Extrait choisi =>
* * * *

Historique[modifier | modifier le code]

Dès son arrivée en Algérie en qualité de gouverneur général, Édouard Laferrière, ainsi que le Président de la République Félix Faure instituent, par le décret du 23 août 1898, les délégations financières, qui constituent une sorte parlement local sans pouvoir législatif, chargées de discuter et de voter le budget de l'Algérie. Le caractère du budget de l'Algérie durant la période coloniale française est celui d'une collectivité locale décentralisée. L'Algérie est alors une entité administrative beaucoup plus vaste qu'une collectivité locale ordinaire, commune ou département, de telle sorte que peu à peu son budget prend une dimension à caractère véritablement étatique.

À l'instar des colonies françaises, dont le régime financier est établi par la loi du 13 avril 1901, le projet de budget de l'Algérie est établi par le gouverneur général sous le contrôle des ministres de l'Intérieur et des Finances. En vertu de la loi du 19 décembre 1900 donnant à l'Algérie l'autonomie financière, le budget doit être voté par les délégations financières et le Conseil supérieur de gouvernement. Cette même loi prévoit dans son article 2 que l'organisation et les attributions des délégations financières sont provisoirement régies par le décret du 23 août 1898 ; ce provisoire dure presque 50 ans, avant la mise en place de l'Assemblée algérienne en 1948.

Fort critiquées à compter de 1937 par le Congrès musulman algérien tout comme par les socialistes et les communistes qui en demandent la suppression, les délégations financières et le Conseil supérieur de Gouvernement sont remplacés par l'Assemblée Financière de l'Algérie en 1945 qui est elle-même supprimée et remplacée par l'Assemblée Algérienne en 1948.

Fonctionnement[modifier | modifier le code]

Les électeurs étaient répartis en deux groupes constituant les deux communautés locales: les Français d'Algérie et les Algériens. Les premiers formaient deux sections: les colons et les non colons qui devaient élire 48 délégués, soit 24 par section, à raison de 8 par département.

* * * *

Exercices =>
- a) Résumez en deux phrases le texte sur les délégations financières de l'Algérie.
- b) Renvoyez à l'identique les lignes de la liste, de son début jusqu'à la ligne contenant "bar-b bbox=[277, 194, 283, 197]", celle-ci comprise.

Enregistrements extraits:
* * * *

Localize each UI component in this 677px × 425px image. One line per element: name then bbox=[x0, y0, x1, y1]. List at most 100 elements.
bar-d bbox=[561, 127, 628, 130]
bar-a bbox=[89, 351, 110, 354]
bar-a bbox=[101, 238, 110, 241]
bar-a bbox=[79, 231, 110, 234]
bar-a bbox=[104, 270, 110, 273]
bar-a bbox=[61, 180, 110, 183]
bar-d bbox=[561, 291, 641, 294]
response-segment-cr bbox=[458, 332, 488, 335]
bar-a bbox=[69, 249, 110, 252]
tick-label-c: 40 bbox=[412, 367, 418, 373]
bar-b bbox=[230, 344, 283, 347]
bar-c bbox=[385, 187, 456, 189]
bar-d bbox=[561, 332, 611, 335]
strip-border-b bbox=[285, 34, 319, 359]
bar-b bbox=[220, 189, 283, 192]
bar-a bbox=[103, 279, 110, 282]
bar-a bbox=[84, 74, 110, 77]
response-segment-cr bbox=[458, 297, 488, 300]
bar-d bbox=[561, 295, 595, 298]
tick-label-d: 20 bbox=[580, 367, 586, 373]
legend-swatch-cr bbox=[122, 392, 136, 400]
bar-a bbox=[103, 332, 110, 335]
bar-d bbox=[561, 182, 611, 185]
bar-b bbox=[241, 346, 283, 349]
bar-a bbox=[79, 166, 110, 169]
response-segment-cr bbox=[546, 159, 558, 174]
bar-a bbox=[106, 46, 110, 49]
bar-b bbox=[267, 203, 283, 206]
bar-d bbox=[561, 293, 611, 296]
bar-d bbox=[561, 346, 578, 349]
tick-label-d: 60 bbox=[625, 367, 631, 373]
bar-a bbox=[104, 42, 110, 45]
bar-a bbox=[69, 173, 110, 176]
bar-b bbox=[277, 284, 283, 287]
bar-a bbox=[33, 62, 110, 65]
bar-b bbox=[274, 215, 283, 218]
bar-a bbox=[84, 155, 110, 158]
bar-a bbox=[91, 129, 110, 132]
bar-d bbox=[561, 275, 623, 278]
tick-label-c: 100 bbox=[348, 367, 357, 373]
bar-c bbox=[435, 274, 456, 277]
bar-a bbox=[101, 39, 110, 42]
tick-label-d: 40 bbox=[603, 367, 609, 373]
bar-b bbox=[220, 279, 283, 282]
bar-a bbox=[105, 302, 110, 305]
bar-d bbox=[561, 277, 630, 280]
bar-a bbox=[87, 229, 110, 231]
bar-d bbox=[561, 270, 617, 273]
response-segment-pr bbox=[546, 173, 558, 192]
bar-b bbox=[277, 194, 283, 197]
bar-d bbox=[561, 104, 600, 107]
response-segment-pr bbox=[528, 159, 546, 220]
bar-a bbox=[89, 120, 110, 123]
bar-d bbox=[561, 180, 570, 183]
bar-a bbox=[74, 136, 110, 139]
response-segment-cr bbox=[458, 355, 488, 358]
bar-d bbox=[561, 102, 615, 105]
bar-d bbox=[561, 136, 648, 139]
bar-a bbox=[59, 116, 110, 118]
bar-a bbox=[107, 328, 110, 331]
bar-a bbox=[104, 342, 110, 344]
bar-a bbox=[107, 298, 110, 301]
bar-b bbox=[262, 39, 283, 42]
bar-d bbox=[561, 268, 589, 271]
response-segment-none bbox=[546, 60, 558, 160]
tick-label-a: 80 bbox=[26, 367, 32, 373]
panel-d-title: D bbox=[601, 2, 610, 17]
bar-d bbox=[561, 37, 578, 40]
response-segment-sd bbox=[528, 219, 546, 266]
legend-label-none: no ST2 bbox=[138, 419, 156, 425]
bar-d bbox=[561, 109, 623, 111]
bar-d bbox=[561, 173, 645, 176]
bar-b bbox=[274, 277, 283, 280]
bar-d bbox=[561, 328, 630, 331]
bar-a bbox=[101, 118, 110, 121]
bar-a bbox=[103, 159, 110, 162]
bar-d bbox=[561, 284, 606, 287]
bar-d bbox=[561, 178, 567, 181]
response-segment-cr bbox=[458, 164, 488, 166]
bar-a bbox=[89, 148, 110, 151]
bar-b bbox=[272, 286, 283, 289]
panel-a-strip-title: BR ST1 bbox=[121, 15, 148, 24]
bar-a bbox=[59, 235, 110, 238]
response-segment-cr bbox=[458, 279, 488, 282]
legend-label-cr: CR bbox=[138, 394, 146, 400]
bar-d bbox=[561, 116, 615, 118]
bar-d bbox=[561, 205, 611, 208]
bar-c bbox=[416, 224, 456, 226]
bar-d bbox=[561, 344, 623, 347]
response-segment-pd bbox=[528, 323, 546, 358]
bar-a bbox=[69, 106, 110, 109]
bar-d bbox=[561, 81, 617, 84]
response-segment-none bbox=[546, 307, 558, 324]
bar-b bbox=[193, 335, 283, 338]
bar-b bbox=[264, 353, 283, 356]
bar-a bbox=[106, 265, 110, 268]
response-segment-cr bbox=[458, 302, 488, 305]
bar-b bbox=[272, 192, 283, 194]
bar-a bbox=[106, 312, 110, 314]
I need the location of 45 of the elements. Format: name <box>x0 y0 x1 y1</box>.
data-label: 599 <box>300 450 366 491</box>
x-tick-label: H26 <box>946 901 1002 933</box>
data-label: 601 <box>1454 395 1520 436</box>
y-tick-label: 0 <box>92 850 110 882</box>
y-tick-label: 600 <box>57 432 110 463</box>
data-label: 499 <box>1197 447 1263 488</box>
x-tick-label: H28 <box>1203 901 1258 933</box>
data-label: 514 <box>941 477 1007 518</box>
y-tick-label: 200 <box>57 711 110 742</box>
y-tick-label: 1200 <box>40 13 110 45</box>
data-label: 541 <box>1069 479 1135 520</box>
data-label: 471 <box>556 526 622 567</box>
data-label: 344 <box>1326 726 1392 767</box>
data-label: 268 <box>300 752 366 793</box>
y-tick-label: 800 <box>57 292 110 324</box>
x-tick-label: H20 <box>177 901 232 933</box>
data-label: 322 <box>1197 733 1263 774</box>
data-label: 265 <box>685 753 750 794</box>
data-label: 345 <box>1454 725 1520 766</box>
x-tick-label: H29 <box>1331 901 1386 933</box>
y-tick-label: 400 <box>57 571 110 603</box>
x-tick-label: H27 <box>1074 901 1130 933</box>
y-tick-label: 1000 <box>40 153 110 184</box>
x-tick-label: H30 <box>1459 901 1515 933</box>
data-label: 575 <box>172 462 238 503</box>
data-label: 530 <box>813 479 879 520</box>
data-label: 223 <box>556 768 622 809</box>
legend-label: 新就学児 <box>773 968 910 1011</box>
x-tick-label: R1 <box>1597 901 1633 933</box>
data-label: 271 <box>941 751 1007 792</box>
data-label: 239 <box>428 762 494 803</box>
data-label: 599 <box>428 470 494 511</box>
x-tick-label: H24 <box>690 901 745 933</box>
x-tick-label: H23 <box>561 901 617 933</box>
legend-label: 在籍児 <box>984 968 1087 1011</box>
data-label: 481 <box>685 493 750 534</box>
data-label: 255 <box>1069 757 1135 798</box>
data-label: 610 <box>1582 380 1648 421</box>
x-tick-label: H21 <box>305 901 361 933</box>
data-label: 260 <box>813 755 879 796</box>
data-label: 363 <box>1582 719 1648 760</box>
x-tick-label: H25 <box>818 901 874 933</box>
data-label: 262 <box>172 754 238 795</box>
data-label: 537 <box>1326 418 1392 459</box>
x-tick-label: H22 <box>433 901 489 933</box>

* * * *

Réponses complètes =>
- a) Instituées par le décret du 23 août 1898, les délégations financières, sorte de parlement local sans pouvoir législatif, étaient chargées de discuter et de voter le budget de l'Algérie, dont le projet était établi par le gouverneur général. Critiquées à partir de 1937, elles furent remplacées avec le Conseil supérieur de gouvernement par l'Assemblée financière de l'Algérie en 1945, elle-même remplacée par l'Assemblée algérienne en 1948.

- b)
Localize each UI component in this 677px × 425px image. One line per element: name then bbox=[x0, y0, x1, y1]. List at most 100 elements.
bar-d bbox=[561, 127, 628, 130]
bar-a bbox=[89, 351, 110, 354]
bar-a bbox=[101, 238, 110, 241]
bar-a bbox=[79, 231, 110, 234]
bar-a bbox=[104, 270, 110, 273]
bar-a bbox=[61, 180, 110, 183]
bar-d bbox=[561, 291, 641, 294]
response-segment-cr bbox=[458, 332, 488, 335]
bar-a bbox=[69, 249, 110, 252]
tick-label-c: 40 bbox=[412, 367, 418, 373]
bar-b bbox=[230, 344, 283, 347]
bar-c bbox=[385, 187, 456, 189]
bar-d bbox=[561, 332, 611, 335]
strip-border-b bbox=[285, 34, 319, 359]
bar-b bbox=[220, 189, 283, 192]
bar-a bbox=[103, 279, 110, 282]
bar-a bbox=[84, 74, 110, 77]
response-segment-cr bbox=[458, 297, 488, 300]
bar-d bbox=[561, 295, 595, 298]
tick-label-d: 20 bbox=[580, 367, 586, 373]
legend-swatch-cr bbox=[122, 392, 136, 400]
bar-a bbox=[103, 332, 110, 335]
bar-d bbox=[561, 182, 611, 185]
bar-b bbox=[241, 346, 283, 349]
bar-a bbox=[79, 166, 110, 169]
response-segment-cr bbox=[546, 159, 558, 174]
bar-a bbox=[106, 46, 110, 49]
bar-b bbox=[267, 203, 283, 206]
bar-d bbox=[561, 293, 611, 296]
bar-d bbox=[561, 346, 578, 349]
tick-label-d: 60 bbox=[625, 367, 631, 373]
bar-a bbox=[104, 42, 110, 45]
bar-a bbox=[69, 173, 110, 176]
bar-b bbox=[277, 284, 283, 287]
bar-a bbox=[33, 62, 110, 65]
bar-b bbox=[274, 215, 283, 218]
bar-a bbox=[84, 155, 110, 158]
bar-a bbox=[91, 129, 110, 132]
bar-d bbox=[561, 275, 623, 278]
tick-label-c: 100 bbox=[348, 367, 357, 373]
bar-c bbox=[435, 274, 456, 277]
bar-a bbox=[101, 39, 110, 42]
tick-label-d: 40 bbox=[603, 367, 609, 373]
bar-b bbox=[220, 279, 283, 282]
bar-a bbox=[105, 302, 110, 305]
bar-d bbox=[561, 277, 630, 280]
bar-a bbox=[87, 229, 110, 231]
bar-d bbox=[561, 270, 617, 273]
response-segment-pr bbox=[546, 173, 558, 192]
bar-b bbox=[277, 194, 283, 197]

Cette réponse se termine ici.